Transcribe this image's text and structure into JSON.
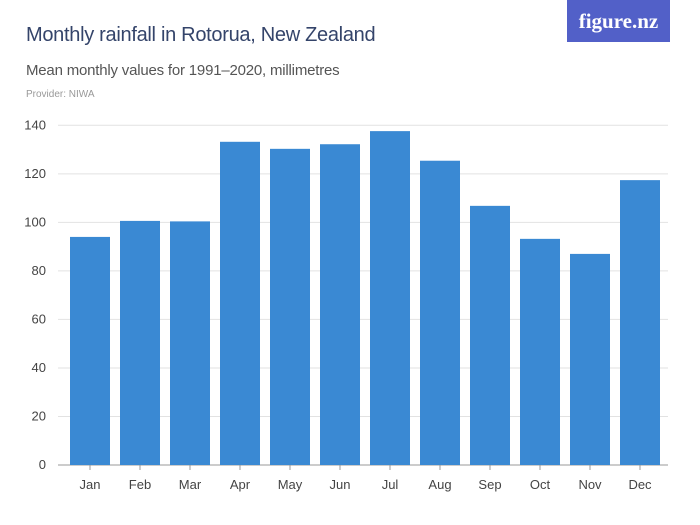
{
  "header": {
    "title": "Monthly rainfall in Rotorua, New Zealand",
    "subtitle": "Mean monthly values for 1991–2020, millimetres",
    "provider": "Provider: NIWA",
    "logo": "figure.nz"
  },
  "chart_data": {
    "type": "bar",
    "title": "Monthly rainfall in Rotorua, New Zealand",
    "subtitle": "Mean monthly values for 1991–2020, millimetres",
    "categories": [
      "Jan",
      "Feb",
      "Mar",
      "Apr",
      "May",
      "Jun",
      "Jul",
      "Aug",
      "Sep",
      "Oct",
      "Nov",
      "Dec"
    ],
    "values": [
      94.0,
      100.6,
      100.4,
      133.2,
      130.3,
      132.2,
      137.6,
      125.4,
      106.8,
      93.2,
      87.0,
      117.4
    ],
    "ylim": [
      0,
      140
    ],
    "yticks": [
      0,
      20,
      40,
      60,
      80,
      100,
      120,
      140
    ],
    "grid": true,
    "colors": {
      "bar": "#3a89d3",
      "grid": "#e2e2e2"
    }
  }
}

**What is asked:** Make an exact copy of the whole listing, but don't bring over any pictures.

**Reply to the task:**
Transcribe this image's text and structure into JSON.
{
  "header": {
    "title": "Monthly rainfall in Rotorua, New Zealand",
    "subtitle": "Mean monthly values for 1991–2020, millimetres",
    "provider": "Provider: NIWA",
    "logo": "figure.nz"
  },
  "chart_data": {
    "type": "bar",
    "title": "Monthly rainfall in Rotorua, New Zealand",
    "subtitle": "Mean monthly values for 1991–2020, millimetres",
    "categories": [
      "Jan",
      "Feb",
      "Mar",
      "Apr",
      "May",
      "Jun",
      "Jul",
      "Aug",
      "Sep",
      "Oct",
      "Nov",
      "Dec"
    ],
    "values": [
      94.0,
      100.6,
      100.4,
      133.2,
      130.3,
      132.2,
      137.6,
      125.4,
      106.8,
      93.2,
      87.0,
      117.4
    ],
    "ylim": [
      0,
      140
    ],
    "yticks": [
      0,
      20,
      40,
      60,
      80,
      100,
      120,
      140
    ],
    "grid": true,
    "colors": {
      "bar": "#3a89d3",
      "grid": "#e2e2e2"
    }
  }
}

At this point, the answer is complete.